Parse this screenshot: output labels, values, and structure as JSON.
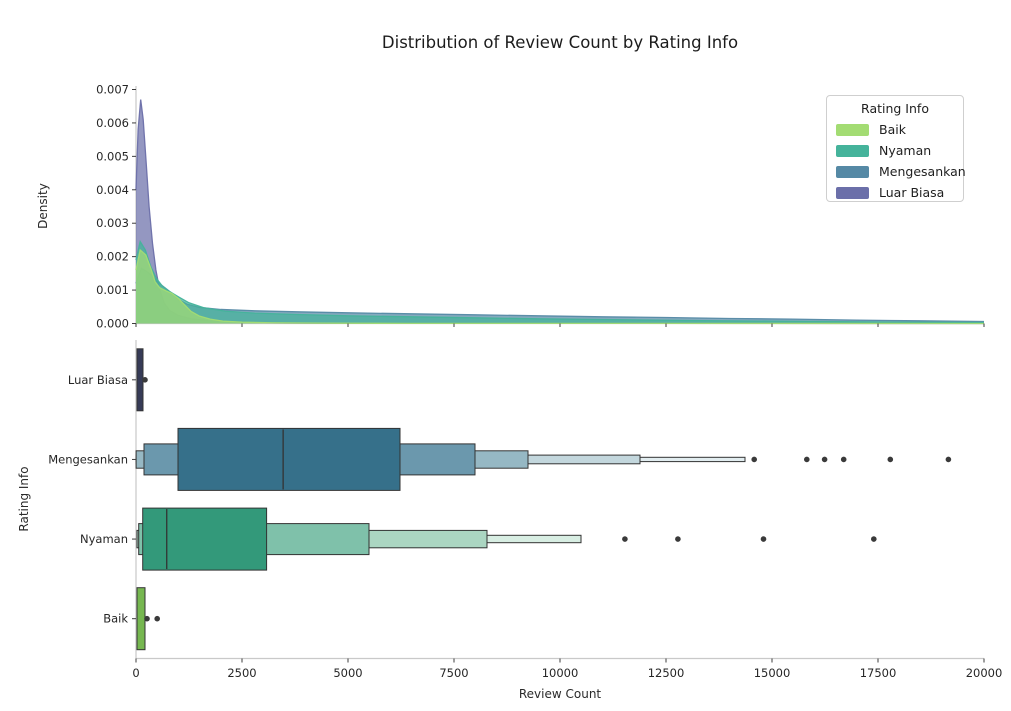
{
  "title": "Distribution of Review Count by Rating Info",
  "style": {
    "spine_color": "#c9c9c9",
    "tick_color": "#3c3c3c",
    "text_color": "#262626",
    "box_edge_color": "#333333",
    "outlier_color": "#3a3a3a"
  },
  "chart_data": [
    {
      "type": "area",
      "subtype": "kde-density",
      "ylabel": "Density",
      "xlim": [
        0,
        20000
      ],
      "ylim": [
        0,
        0.007
      ],
      "ytick_labels": [
        "0.000",
        "0.001",
        "0.002",
        "0.003",
        "0.004",
        "0.005",
        "0.006",
        "0.007"
      ],
      "xticks": [
        0,
        2500,
        5000,
        7500,
        10000,
        12500,
        15000,
        17500,
        20000
      ],
      "legend": {
        "title": "Rating Info",
        "entries": [
          {
            "label": "Baik",
            "color": "#a3dc73"
          },
          {
            "label": "Nyaman",
            "color": "#45b39b"
          },
          {
            "label": "Mengesankan",
            "color": "#5589a5"
          },
          {
            "label": "Luar Biasa",
            "color": "#6b6fa9"
          }
        ]
      },
      "series": [
        {
          "name": "Luar Biasa",
          "color": "#6b6fa9",
          "points": [
            [
              0,
              0.004
            ],
            [
              50,
              0.0058
            ],
            [
              110,
              0.0067
            ],
            [
              170,
              0.0061
            ],
            [
              240,
              0.0048
            ],
            [
              310,
              0.0035
            ],
            [
              390,
              0.0024
            ],
            [
              470,
              0.0016
            ],
            [
              560,
              0.001
            ],
            [
              670,
              0.0006
            ],
            [
              800,
              0.00038
            ],
            [
              1000,
              0.00024
            ],
            [
              1300,
              0.00014
            ],
            [
              1700,
              8e-05
            ],
            [
              2200,
              5e-05
            ],
            [
              3000,
              2e-05
            ],
            [
              4500,
              1e-05
            ],
            [
              7000,
              4e-06
            ],
            [
              20000,
              2e-06
            ]
          ]
        },
        {
          "name": "Mengesankan",
          "color": "#5589a5",
          "points": [
            [
              0,
              0.0012
            ],
            [
              130,
              0.00165
            ],
            [
              260,
              0.00155
            ],
            [
              400,
              0.0014
            ],
            [
              550,
              0.0012
            ],
            [
              700,
              0.00105
            ],
            [
              850,
              0.0009
            ],
            [
              1000,
              0.00072
            ],
            [
              1200,
              0.00058
            ],
            [
              1500,
              0.00048
            ],
            [
              2000,
              0.00042
            ],
            [
              2800,
              0.00038
            ],
            [
              3800,
              0.00035
            ],
            [
              5000,
              0.00032
            ],
            [
              6500,
              0.00029
            ],
            [
              8000,
              0.00026
            ],
            [
              9500,
              0.00023
            ],
            [
              11000,
              0.0002
            ],
            [
              12500,
              0.00018
            ],
            [
              14000,
              0.00015
            ],
            [
              15500,
              0.00013
            ],
            [
              17000,
              0.0001
            ],
            [
              18500,
              8e-05
            ],
            [
              20000,
              6e-05
            ]
          ]
        },
        {
          "name": "Nyaman",
          "color": "#45b39b",
          "points": [
            [
              0,
              0.0019
            ],
            [
              100,
              0.00245
            ],
            [
              220,
              0.0022
            ],
            [
              350,
              0.0017
            ],
            [
              480,
              0.00135
            ],
            [
              620,
              0.00112
            ],
            [
              800,
              0.00095
            ],
            [
              1000,
              0.0008
            ],
            [
              1250,
              0.00062
            ],
            [
              1600,
              0.00047
            ],
            [
              2100,
              0.00037
            ],
            [
              2800,
              0.00031
            ],
            [
              3800,
              0.00027
            ],
            [
              5000,
              0.00023
            ],
            [
              6500,
              0.0002
            ],
            [
              8000,
              0.00017
            ],
            [
              9500,
              0.00014
            ],
            [
              11000,
              0.00012
            ],
            [
              13000,
              9e-05
            ],
            [
              15000,
              7e-05
            ],
            [
              17000,
              5e-05
            ],
            [
              19000,
              3.5e-05
            ],
            [
              20000,
              3e-05
            ]
          ]
        },
        {
          "name": "Baik",
          "color": "#a3dc73",
          "points": [
            [
              0,
              0.0016
            ],
            [
              100,
              0.0022
            ],
            [
              230,
              0.00205
            ],
            [
              350,
              0.00165
            ],
            [
              450,
              0.00125
            ],
            [
              560,
              0.00107
            ],
            [
              700,
              0.00098
            ],
            [
              850,
              0.0009
            ],
            [
              1000,
              0.00075
            ],
            [
              1150,
              0.00055
            ],
            [
              1300,
              0.00036
            ],
            [
              1500,
              0.00022
            ],
            [
              1750,
              0.00013
            ],
            [
              2050,
              7e-05
            ],
            [
              2500,
              4e-05
            ],
            [
              3200,
              2e-05
            ],
            [
              4500,
              1e-05
            ],
            [
              6500,
              4e-06
            ],
            [
              20000,
              1e-06
            ]
          ]
        }
      ]
    },
    {
      "type": "boxen",
      "xlabel": "Review Count",
      "ylabel": "Rating Info",
      "xlim": [
        0,
        20000
      ],
      "xticks": [
        0,
        2500,
        5000,
        7500,
        10000,
        12500,
        15000,
        17500,
        20000
      ],
      "xtick_labels": [
        "0",
        "2500",
        "5000",
        "7500",
        "10000",
        "12500",
        "15000",
        "17500",
        "20000"
      ],
      "categories": [
        {
          "name": "Luar Biasa",
          "boxes": [
            {
              "lo": 24,
              "hi": 165,
              "h": 1.0
            }
          ],
          "colors": [
            "#363b57"
          ],
          "median": null,
          "outliers": [
            212
          ]
        },
        {
          "name": "Mengesankan",
          "boxes": [
            {
              "lo": 8,
              "hi": 14363,
              "h": 0.07
            },
            {
              "lo": 8,
              "hi": 11887,
              "h": 0.14
            },
            {
              "lo": 2,
              "hi": 9245,
              "h": 0.28
            },
            {
              "lo": 189,
              "hi": 7995,
              "h": 0.5
            },
            {
              "lo": 990,
              "hi": 6226,
              "h": 1.0
            }
          ],
          "colors": [
            "#e2edf0",
            "#c3d7dd",
            "#96b8c4",
            "#6b98ad",
            "#36708a"
          ],
          "median": 3470,
          "outliers": [
            14580,
            15820,
            16240,
            16690,
            17790,
            19160
          ]
        },
        {
          "name": "Nyaman",
          "boxes": [
            {
              "lo": 24,
              "hi": 10495,
              "h": 0.12
            },
            {
              "lo": 24,
              "hi": 8278,
              "h": 0.28
            },
            {
              "lo": 64,
              "hi": 5495,
              "h": 0.5
            },
            {
              "lo": 158,
              "hi": 3080,
              "h": 1.0
            }
          ],
          "colors": [
            "#d8eee3",
            "#abd6c2",
            "#7fc1aa",
            "#33997a"
          ],
          "median": 725,
          "outliers": [
            11530,
            12780,
            14800,
            17400
          ]
        },
        {
          "name": "Baik",
          "boxes": [
            {
              "lo": 24,
              "hi": 212,
              "h": 1.0
            }
          ],
          "colors": [
            "#76b750"
          ],
          "median": null,
          "outliers": [
            260,
            500
          ]
        }
      ]
    }
  ]
}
┄┄┄┄┄┄┄┄┄┄┄┄┄┄┄┄┄┄┄┄
*Written problem*:
Without the pictures, copy the material exactly as given.

*Response to the exercise*:
Parse this screenshot: output labels, values, and structure as JSON.
{
  "title": "Distribution of Review Count by Rating Info",
  "style": {
    "spine_color": "#c9c9c9",
    "tick_color": "#3c3c3c",
    "text_color": "#262626",
    "box_edge_color": "#333333",
    "outlier_color": "#3a3a3a"
  },
  "chart_data": [
    {
      "type": "area",
      "subtype": "kde-density",
      "ylabel": "Density",
      "xlim": [
        0,
        20000
      ],
      "ylim": [
        0,
        0.007
      ],
      "ytick_labels": [
        "0.000",
        "0.001",
        "0.002",
        "0.003",
        "0.004",
        "0.005",
        "0.006",
        "0.007"
      ],
      "xticks": [
        0,
        2500,
        5000,
        7500,
        10000,
        12500,
        15000,
        17500,
        20000
      ],
      "legend": {
        "title": "Rating Info",
        "entries": [
          {
            "label": "Baik",
            "color": "#a3dc73"
          },
          {
            "label": "Nyaman",
            "color": "#45b39b"
          },
          {
            "label": "Mengesankan",
            "color": "#5589a5"
          },
          {
            "label": "Luar Biasa",
            "color": "#6b6fa9"
          }
        ]
      },
      "series": [
        {
          "name": "Luar Biasa",
          "color": "#6b6fa9",
          "points": [
            [
              0,
              0.004
            ],
            [
              50,
              0.0058
            ],
            [
              110,
              0.0067
            ],
            [
              170,
              0.0061
            ],
            [
              240,
              0.0048
            ],
            [
              310,
              0.0035
            ],
            [
              390,
              0.0024
            ],
            [
              470,
              0.0016
            ],
            [
              560,
              0.001
            ],
            [
              670,
              0.0006
            ],
            [
              800,
              0.00038
            ],
            [
              1000,
              0.00024
            ],
            [
              1300,
              0.00014
            ],
            [
              1700,
              8e-05
            ],
            [
              2200,
              5e-05
            ],
            [
              3000,
              2e-05
            ],
            [
              4500,
              1e-05
            ],
            [
              7000,
              4e-06
            ],
            [
              20000,
              2e-06
            ]
          ]
        },
        {
          "name": "Mengesankan",
          "color": "#5589a5",
          "points": [
            [
              0,
              0.0012
            ],
            [
              130,
              0.00165
            ],
            [
              260,
              0.00155
            ],
            [
              400,
              0.0014
            ],
            [
              550,
              0.0012
            ],
            [
              700,
              0.00105
            ],
            [
              850,
              0.0009
            ],
            [
              1000,
              0.00072
            ],
            [
              1200,
              0.00058
            ],
            [
              1500,
              0.00048
            ],
            [
              2000,
              0.00042
            ],
            [
              2800,
              0.00038
            ],
            [
              3800,
              0.00035
            ],
            [
              5000,
              0.00032
            ],
            [
              6500,
              0.00029
            ],
            [
              8000,
              0.00026
            ],
            [
              9500,
              0.00023
            ],
            [
              11000,
              0.0002
            ],
            [
              12500,
              0.00018
            ],
            [
              14000,
              0.00015
            ],
            [
              15500,
              0.00013
            ],
            [
              17000,
              0.0001
            ],
            [
              18500,
              8e-05
            ],
            [
              20000,
              6e-05
            ]
          ]
        },
        {
          "name": "Nyaman",
          "color": "#45b39b",
          "points": [
            [
              0,
              0.0019
            ],
            [
              100,
              0.00245
            ],
            [
              220,
              0.0022
            ],
            [
              350,
              0.0017
            ],
            [
              480,
              0.00135
            ],
            [
              620,
              0.00112
            ],
            [
              800,
              0.00095
            ],
            [
              1000,
              0.0008
            ],
            [
              1250,
              0.00062
            ],
            [
              1600,
              0.00047
            ],
            [
              2100,
              0.00037
            ],
            [
              2800,
              0.00031
            ],
            [
              3800,
              0.00027
            ],
            [
              5000,
              0.00023
            ],
            [
              6500,
              0.0002
            ],
            [
              8000,
              0.00017
            ],
            [
              9500,
              0.00014
            ],
            [
              11000,
              0.00012
            ],
            [
              13000,
              9e-05
            ],
            [
              15000,
              7e-05
            ],
            [
              17000,
              5e-05
            ],
            [
              19000,
              3.5e-05
            ],
            [
              20000,
              3e-05
            ]
          ]
        },
        {
          "name": "Baik",
          "color": "#a3dc73",
          "points": [
            [
              0,
              0.0016
            ],
            [
              100,
              0.0022
            ],
            [
              230,
              0.00205
            ],
            [
              350,
              0.00165
            ],
            [
              450,
              0.00125
            ],
            [
              560,
              0.00107
            ],
            [
              700,
              0.00098
            ],
            [
              850,
              0.0009
            ],
            [
              1000,
              0.00075
            ],
            [
              1150,
              0.00055
            ],
            [
              1300,
              0.00036
            ],
            [
              1500,
              0.00022
            ],
            [
              1750,
              0.00013
            ],
            [
              2050,
              7e-05
            ],
            [
              2500,
              4e-05
            ],
            [
              3200,
              2e-05
            ],
            [
              4500,
              1e-05
            ],
            [
              6500,
              4e-06
            ],
            [
              20000,
              1e-06
            ]
          ]
        }
      ]
    },
    {
      "type": "boxen",
      "xlabel": "Review Count",
      "ylabel": "Rating Info",
      "xlim": [
        0,
        20000
      ],
      "xticks": [
        0,
        2500,
        5000,
        7500,
        10000,
        12500,
        15000,
        17500,
        20000
      ],
      "xtick_labels": [
        "0",
        "2500",
        "5000",
        "7500",
        "10000",
        "12500",
        "15000",
        "17500",
        "20000"
      ],
      "categories": [
        {
          "name": "Luar Biasa",
          "boxes": [
            {
              "lo": 24,
              "hi": 165,
              "h": 1.0
            }
          ],
          "colors": [
            "#363b57"
          ],
          "median": null,
          "outliers": [
            212
          ]
        },
        {
          "name": "Mengesankan",
          "boxes": [
            {
              "lo": 8,
              "hi": 14363,
              "h": 0.07
            },
            {
              "lo": 8,
              "hi": 11887,
              "h": 0.14
            },
            {
              "lo": 2,
              "hi": 9245,
              "h": 0.28
            },
            {
              "lo": 189,
              "hi": 7995,
              "h": 0.5
            },
            {
              "lo": 990,
              "hi": 6226,
              "h": 1.0
            }
          ],
          "colors": [
            "#e2edf0",
            "#c3d7dd",
            "#96b8c4",
            "#6b98ad",
            "#36708a"
          ],
          "median": 3470,
          "outliers": [
            14580,
            15820,
            16240,
            16690,
            17790,
            19160
          ]
        },
        {
          "name": "Nyaman",
          "boxes": [
            {
              "lo": 24,
              "hi": 10495,
              "h": 0.12
            },
            {
              "lo": 24,
              "hi": 8278,
              "h": 0.28
            },
            {
              "lo": 64,
              "hi": 5495,
              "h": 0.5
            },
            {
              "lo": 158,
              "hi": 3080,
              "h": 1.0
            }
          ],
          "colors": [
            "#d8eee3",
            "#abd6c2",
            "#7fc1aa",
            "#33997a"
          ],
          "median": 725,
          "outliers": [
            11530,
            12780,
            14800,
            17400
          ]
        },
        {
          "name": "Baik",
          "boxes": [
            {
              "lo": 24,
              "hi": 212,
              "h": 1.0
            }
          ],
          "colors": [
            "#76b750"
          ],
          "median": null,
          "outliers": [
            260,
            500
          ]
        }
      ]
    }
  ]
}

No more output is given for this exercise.